**JOB:** Check each line of the records for "Time"; collect those that have it.

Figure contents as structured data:
↓

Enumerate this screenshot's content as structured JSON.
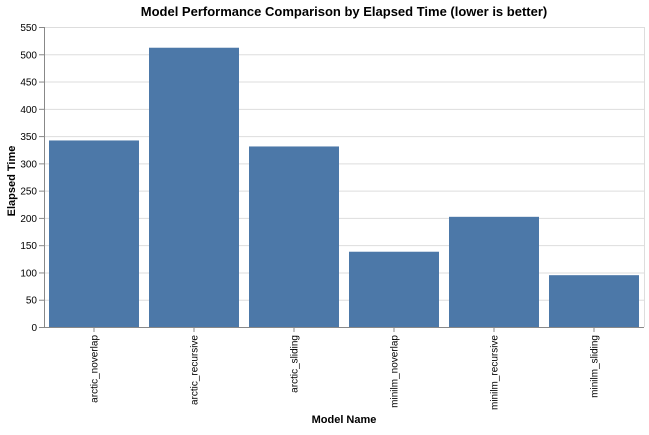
{
  "chart_data": {
    "type": "bar",
    "title": "Model Performance Comparison by Elapsed Time (lower is better)",
    "xlabel": "Model Name",
    "ylabel": "Elapsed Time",
    "categories": [
      "arctic_noverlap",
      "arctic_recursive",
      "arctic_sliding",
      "minilm_noverlap",
      "minilm_recursive",
      "minilm_sliding"
    ],
    "values": [
      342,
      512,
      331,
      138,
      202,
      95
    ],
    "ylim": [
      0,
      550
    ],
    "yticks": [
      0,
      50,
      100,
      150,
      200,
      250,
      300,
      350,
      400,
      450,
      500,
      550
    ],
    "grid": true,
    "bar_color": "#4c78a8",
    "grid_color": "#dddddd",
    "axis_color": "#888888"
  }
}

↑

**ANSWER BELOW:**
    "title": "Model Performance Comparison by Elapsed Time (lower is better)",
    "ylabel": "Elapsed Time",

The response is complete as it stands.